_DIRECTION_
Word for word, repeat the entries, minus the pictures.

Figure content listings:
● ● ●

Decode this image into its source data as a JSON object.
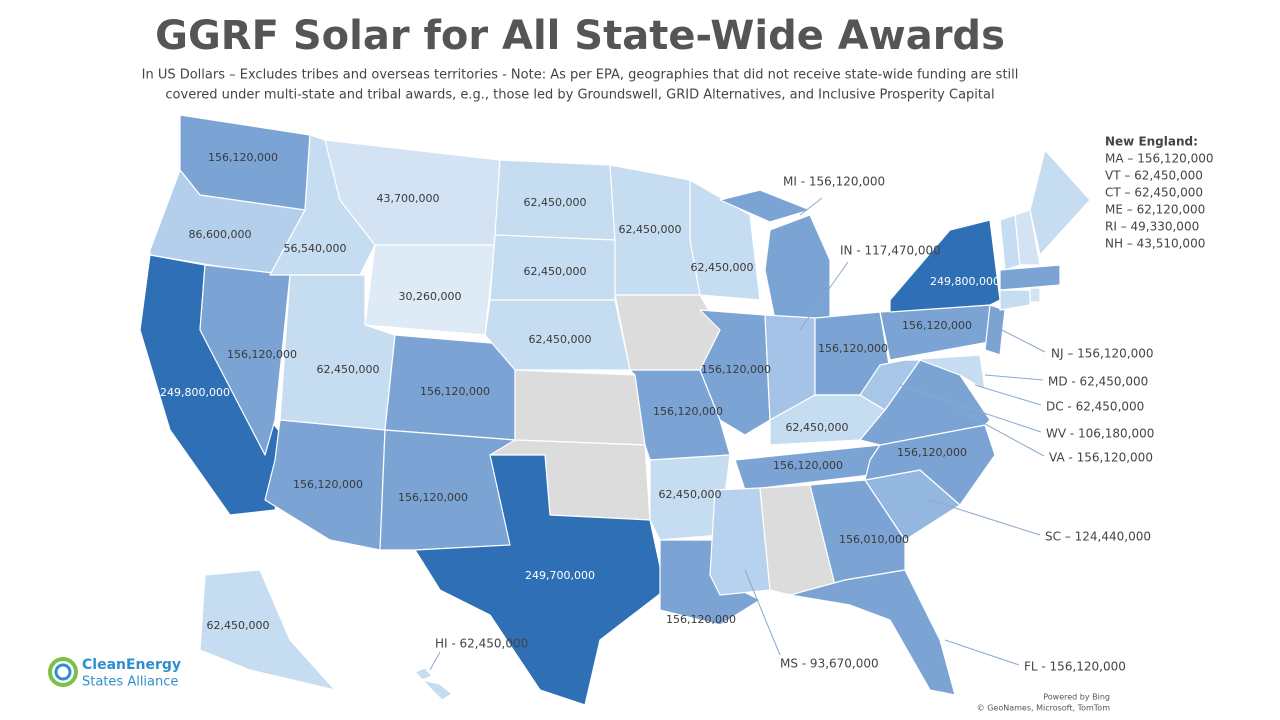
{
  "header": {
    "title": "GGRF Solar for All State-Wide Awards",
    "subtitle_lines": [
      "In US Dollars – Excludes tribes and overseas territories - Note: As per EPA, geographies that did not receive state-wide funding are still",
      "covered under multi-state and tribal awards, e.g., those led by Groundswell, GRID Alternatives, and Inclusive Prosperity Capital"
    ]
  },
  "map": {
    "regions": [
      {
        "color": "#7ba4d5",
        "label": "156,120,000"
      },
      {
        "color": "#b3cfec",
        "label": "86,600,000"
      },
      {
        "color": "#2e6fb6",
        "label": "249,800,000"
      },
      {
        "color": "#7ba4d5",
        "label": "156,120,000"
      },
      {
        "color": "#c6dcf0",
        "label": "56,540,000"
      },
      {
        "color": "#d3e3f3",
        "label": "43,700,000"
      },
      {
        "color": "#deeaf6",
        "label": "30,260,000"
      },
      {
        "color": "#c6dcf0",
        "label": "62,450,000"
      },
      {
        "color": "#7ba4d5",
        "label": "156,120,000"
      },
      {
        "color": "#7ba4d5",
        "label": "156,120,000"
      },
      {
        "color": "#7ba4d5",
        "label": "156,120,000"
      },
      {
        "color": "#c6dcf0",
        "label": "62,450,000"
      },
      {
        "color": "#c6dcf0",
        "label": "62,450,000"
      },
      {
        "color": "#c6dcf0",
        "label": "62,450,000"
      },
      {
        "color": "#dcdcdc"
      },
      {
        "color": "#dcdcdc"
      },
      {
        "color": "#2e6fb6",
        "label": "249,700,000"
      },
      {
        "color": "#c6dcf0",
        "label": "62,450,000"
      },
      {
        "color": "#dcdcdc"
      },
      {
        "color": "#7ba4d5",
        "label": "156,120,000"
      },
      {
        "color": "#c6dcf0",
        "label": "62,450,000"
      },
      {
        "color": "#7ba4d5",
        "label": "156,120,000"
      },
      {
        "color": "#c6dcf0",
        "label": "62,450,000"
      },
      {
        "color": "#7ba4d5",
        "label": "156,120,000"
      },
      {
        "color": "#7ba4d5"
      },
      {
        "color": "#7ba4d5"
      },
      {
        "color": "#a4c3e6"
      },
      {
        "color": "#7ba4d5",
        "label": "156,120,000"
      },
      {
        "color": "#c6dcf0",
        "label": "62,450,000"
      },
      {
        "color": "#7ba4d5",
        "label": "156,120,000"
      },
      {
        "color": "#b7d2ee"
      },
      {
        "color": "#dcdcdc"
      },
      {
        "color": "#7ba4d5",
        "label": "156,010,000"
      },
      {
        "color": "#7ba4d5"
      },
      {
        "color": "#94b7e0"
      },
      {
        "color": "#7ba4d5",
        "label": "156,120,000"
      },
      {
        "color": "#7ba4d5"
      },
      {
        "color": "#a8c6e8"
      },
      {
        "color": "#7ba4d5",
        "label": "156,120,000"
      },
      {
        "color": "#2e6fb6",
        "label": "249,800,000"
      },
      {
        "color": "#7ba4d5"
      },
      {
        "color": "#c6dcf0"
      },
      {
        "color": "#c6dcf0"
      },
      {
        "color": "#d3e3f3"
      },
      {
        "color": "#c6dcf0"
      },
      {
        "color": "#7ba4d5"
      },
      {
        "color": "#c6dcf0"
      },
      {
        "color": "#d3e3f3"
      },
      {
        "color": "#c6dcf0",
        "label": "62,450,000"
      },
      {
        "color": "#c6dcf0"
      }
    ],
    "callouts": [
      "MI - 156,120,000",
      "IN - 117,470,000",
      "NJ – 156,120,000",
      "MD - 62,450,000",
      "DC - 62,450,000",
      "WV - 106,180,000",
      "VA - 156,120,000",
      "SC – 124,440,000",
      "FL - 156,120,000",
      "MS - 93,670,000",
      "HI - 62,450,000"
    ]
  },
  "new_england": {
    "heading": "New England:",
    "items": [
      "MA – 156,120,000",
      "VT – 62,450,000",
      "CT – 62,450,000",
      "ME – 62,120,000",
      "RI – 49,330,000",
      "NH – 43,510,000"
    ]
  },
  "logo": {
    "line1": "CleanEnergy",
    "line2": "States Alliance"
  },
  "credits": [
    "Powered by Bing",
    "© GeoNames, Microsoft, TomTom"
  ]
}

● ● ●

_EXERCISE RESPONSE_
Decode this image into its source data as a JSON object.
{
  "header": {
    "title": "GGRF Solar for All State-Wide Awards",
    "subtitle_lines": [
      "In US Dollars – Excludes tribes and overseas territories - Note: As per EPA, geographies that did not receive state-wide funding are still",
      "covered under multi-state and tribal awards, e.g., those led by Groundswell, GRID Alternatives, and Inclusive Prosperity Capital"
    ]
  },
  "map": {
    "regions": [
      {
        "color": "#7ba4d5",
        "label": "156,120,000"
      },
      {
        "color": "#b3cfec",
        "label": "86,600,000"
      },
      {
        "color": "#2e6fb6",
        "label": "249,800,000"
      },
      {
        "color": "#7ba4d5",
        "label": "156,120,000"
      },
      {
        "color": "#c6dcf0",
        "label": "56,540,000"
      },
      {
        "color": "#d3e3f3",
        "label": "43,700,000"
      },
      {
        "color": "#deeaf6",
        "label": "30,260,000"
      },
      {
        "color": "#c6dcf0",
        "label": "62,450,000"
      },
      {
        "color": "#7ba4d5",
        "label": "156,120,000"
      },
      {
        "color": "#7ba4d5",
        "label": "156,120,000"
      },
      {
        "color": "#7ba4d5",
        "label": "156,120,000"
      },
      {
        "color": "#c6dcf0",
        "label": "62,450,000"
      },
      {
        "color": "#c6dcf0",
        "label": "62,450,000"
      },
      {
        "color": "#c6dcf0",
        "label": "62,450,000"
      },
      {
        "color": "#dcdcdc"
      },
      {
        "color": "#dcdcdc"
      },
      {
        "color": "#2e6fb6",
        "label": "249,700,000"
      },
      {
        "color": "#c6dcf0",
        "label": "62,450,000"
      },
      {
        "color": "#dcdcdc"
      },
      {
        "color": "#7ba4d5",
        "label": "156,120,000"
      },
      {
        "color": "#c6dcf0",
        "label": "62,450,000"
      },
      {
        "color": "#7ba4d5",
        "label": "156,120,000"
      },
      {
        "color": "#c6dcf0",
        "label": "62,450,000"
      },
      {
        "color": "#7ba4d5",
        "label": "156,120,000"
      },
      {
        "color": "#7ba4d5"
      },
      {
        "color": "#7ba4d5"
      },
      {
        "color": "#a4c3e6"
      },
      {
        "color": "#7ba4d5",
        "label": "156,120,000"
      },
      {
        "color": "#c6dcf0",
        "label": "62,450,000"
      },
      {
        "color": "#7ba4d5",
        "label": "156,120,000"
      },
      {
        "color": "#b7d2ee"
      },
      {
        "color": "#dcdcdc"
      },
      {
        "color": "#7ba4d5",
        "label": "156,010,000"
      },
      {
        "color": "#7ba4d5"
      },
      {
        "color": "#94b7e0"
      },
      {
        "color": "#7ba4d5",
        "label": "156,120,000"
      },
      {
        "color": "#7ba4d5"
      },
      {
        "color": "#a8c6e8"
      },
      {
        "color": "#7ba4d5",
        "label": "156,120,000"
      },
      {
        "color": "#2e6fb6",
        "label": "249,800,000"
      },
      {
        "color": "#7ba4d5"
      },
      {
        "color": "#c6dcf0"
      },
      {
        "color": "#c6dcf0"
      },
      {
        "color": "#d3e3f3"
      },
      {
        "color": "#c6dcf0"
      },
      {
        "color": "#7ba4d5"
      },
      {
        "color": "#c6dcf0"
      },
      {
        "color": "#d3e3f3"
      },
      {
        "color": "#c6dcf0",
        "label": "62,450,000"
      },
      {
        "color": "#c6dcf0"
      }
    ],
    "callouts": [
      "MI - 156,120,000",
      "IN - 117,470,000",
      "NJ – 156,120,000",
      "MD - 62,450,000",
      "DC - 62,450,000",
      "WV - 106,180,000",
      "VA - 156,120,000",
      "SC – 124,440,000",
      "FL - 156,120,000",
      "MS - 93,670,000",
      "HI - 62,450,000"
    ]
  },
  "new_england": {
    "heading": "New England:",
    "items": [
      "MA – 156,120,000",
      "VT – 62,450,000",
      "CT – 62,450,000",
      "ME – 62,120,000",
      "RI – 49,330,000",
      "NH – 43,510,000"
    ]
  },
  "logo": {
    "line1": "CleanEnergy",
    "line2": "States Alliance"
  },
  "credits": [
    "Powered by Bing",
    "© GeoNames, Microsoft, TomTom"
  ]
}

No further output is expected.